● **What the task asks**:
Print every entry word for word, but omit the pictures.

● **Data rows**:
****
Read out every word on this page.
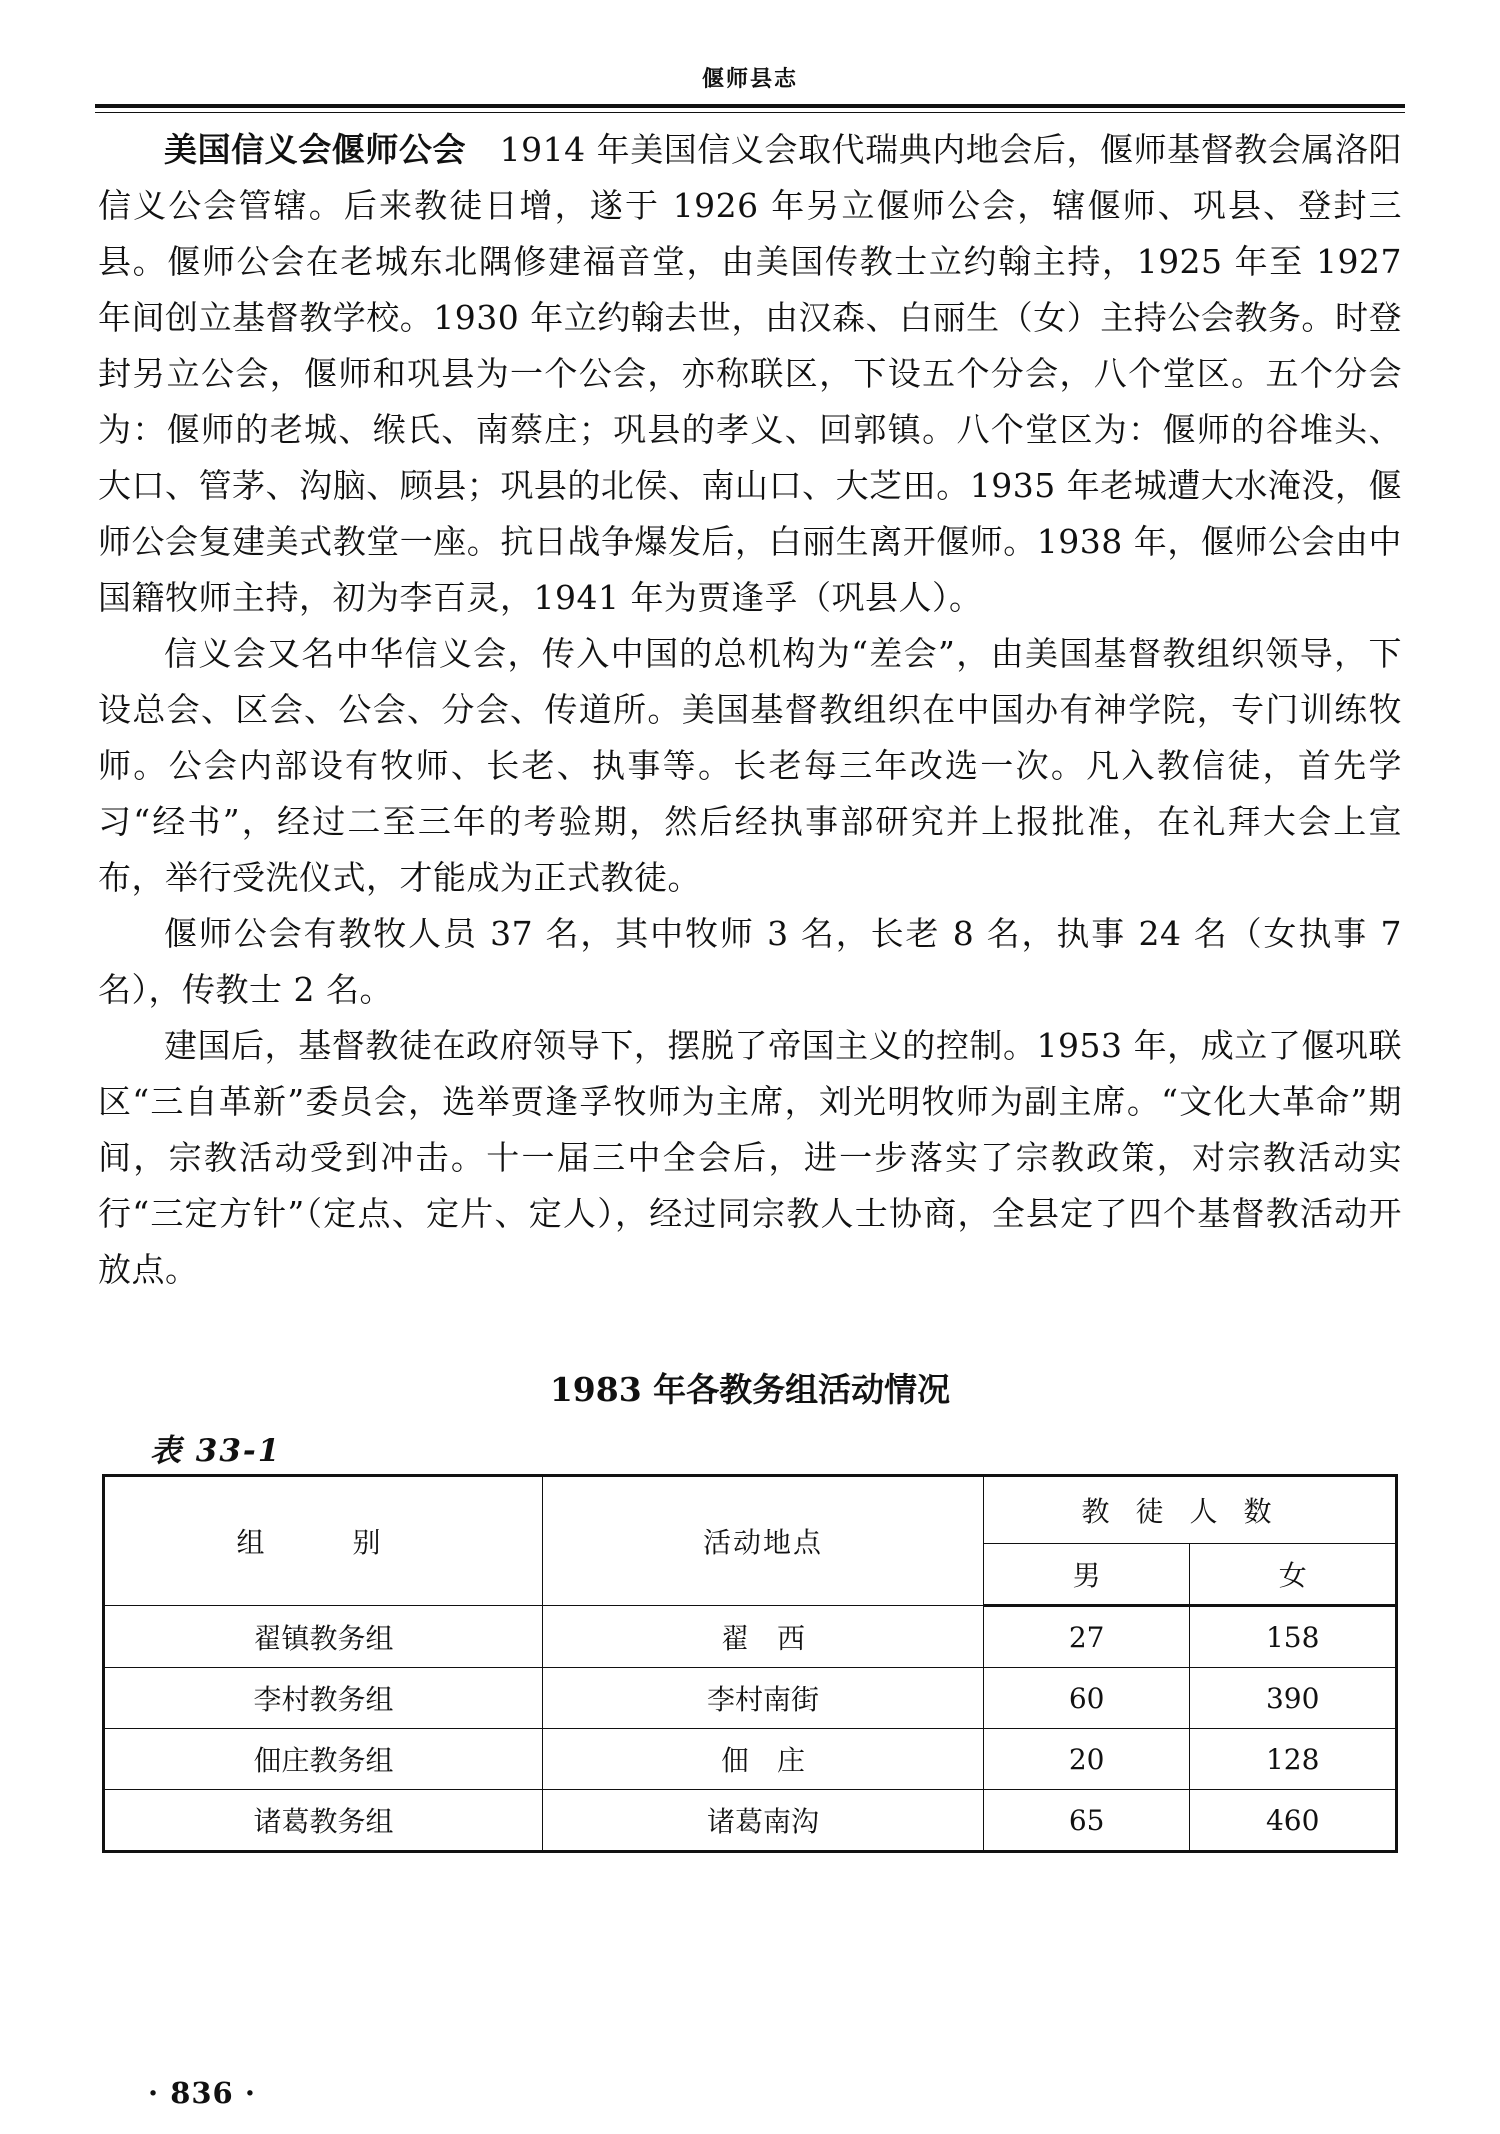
偃师县志

美国信义会偃师公会　1914 年美国信义会取代瑞典内地会后，偃师基督教会属洛阳信义公会管辖。后来教徒日增，遂于 1926 年另立偃师公会，辖偃师、巩县、登封三县。偃师公会在老城东北隅修建福音堂，由美国传教士立约翰主持，1925 年至 1927 年间创立基督教学校。1930 年立约翰去世，由汉森、白丽生（女）主持公会教务。时登封另立公会，偃师和巩县为一个公会，亦称联区，下设五个分会，八个堂区。五个分会为：偃师的老城、缑氏、南蔡庄；巩县的孝义、回郭镇。八个堂区为：偃师的谷堆头、大口、管茅、沟脑、顾县；巩县的北侯、南山口、大芝田。1935 年老城遭大水淹没，偃师公会复建美式教堂一座。抗日战争爆发后，白丽生离开偃师。1938 年，偃师公会由中国籍牧师主持，初为李百灵，1941 年为贾逢孚（巩县人）。

信义会又名中华信义会，传入中国的总机构为“差会”，由美国基督教组织领导，下设总会、区会、公会、分会、传道所。美国基督教组织在中国办有神学院，专门训练牧师。公会内部设有牧师、长老、执事等。长老每三年改选一次。凡入教信徒，首先学习“经书”，经过二至三年的考验期，然后经执事部研究并上报批准，在礼拜大会上宣布，举行受洗仪式，才能成为正式教徒。

偃师公会有教牧人员 37 名，其中牧师 3 名，长老 8 名，执事 24 名（女执事 7 名），传教士 2 名。

建国后，基督教徒在政府领导下，摆脱了帝国主义的控制。1953 年，成立了偃巩联区“三自革新”委员会，选举贾逢孚牧师为主席，刘光明牧师为副主席。“文化大革命”期间，宗教活动受到冲击。十一届三中全会后，进一步落实了宗教政策，对宗教活动实行“三定方针”（定点、定片、定人），经过同宗教人士协商，全县定了四个基督教活动开放点。

1983 年各教务组活动情况
表 33-1
组　别	活动地点	教徒人数	
		男	女
翟镇教务组	翟　西	27	158
李村教务组	李村南街	60	390
佃庄教务组	佃　庄	20	128
诸葛教务组	诸葛南沟	65	460
· 836 ·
****
● **Result**:
Read out every word on this page.
偃师县志

美国信义会偃师公会　1914 年美国信义会取代瑞典内地会后，偃师基督教会属洛阳信义公会管辖。后来教徒日增，遂于 1926 年另立偃师公会，辖偃师、巩县、登封三县。偃师公会在老城东北隅修建福音堂，由美国传教士立约翰主持，1925 年至 1927 年间创立基督教学校。1930 年立约翰去世，由汉森、白丽生（女）主持公会教务。时登封另立公会，偃师和巩县为一个公会，亦称联区，下设五个分会，八个堂区。五个分会为：偃师的老城、缑氏、南蔡庄；巩县的孝义、回郭镇。八个堂区为：偃师的谷堆头、大口、管茅、沟脑、顾县；巩县的北侯、南山口、大芝田。1935 年老城遭大水淹没，偃师公会复建美式教堂一座。抗日战争爆发后，白丽生离开偃师。1938 年，偃师公会由中国籍牧师主持，初为李百灵，1941 年为贾逢孚（巩县人）。

信义会又名中华信义会，传入中国的总机构为“差会”，由美国基督教组织领导，下设总会、区会、公会、分会、传道所。美国基督教组织在中国办有神学院，专门训练牧师。公会内部设有牧师、长老、执事等。长老每三年改选一次。凡入教信徒，首先学习“经书”，经过二至三年的考验期，然后经执事部研究并上报批准，在礼拜大会上宣布，举行受洗仪式，才能成为正式教徒。

偃师公会有教牧人员 37 名，其中牧师 3 名，长老 8 名，执事 24 名（女执事 7 名），传教士 2 名。

建国后，基督教徒在政府领导下，摆脱了帝国主义的控制。1953 年，成立了偃巩联区“三自革新”委员会，选举贾逢孚牧师为主席，刘光明牧师为副主席。“文化大革命”期间，宗教活动受到冲击。十一届三中全会后，进一步落实了宗教政策，对宗教活动实行“三定方针”（定点、定片、定人），经过同宗教人士协商，全县定了四个基督教活动开放点。

1983 年各教务组活动情况
表 33-1
组　别	活动地点	教徒人数	
		男	女
翟镇教务组	翟　西	27	158
李村教务组	李村南街	60	390
佃庄教务组	佃　庄	20	128
诸葛教务组	诸葛南沟	65	460
· 836 ·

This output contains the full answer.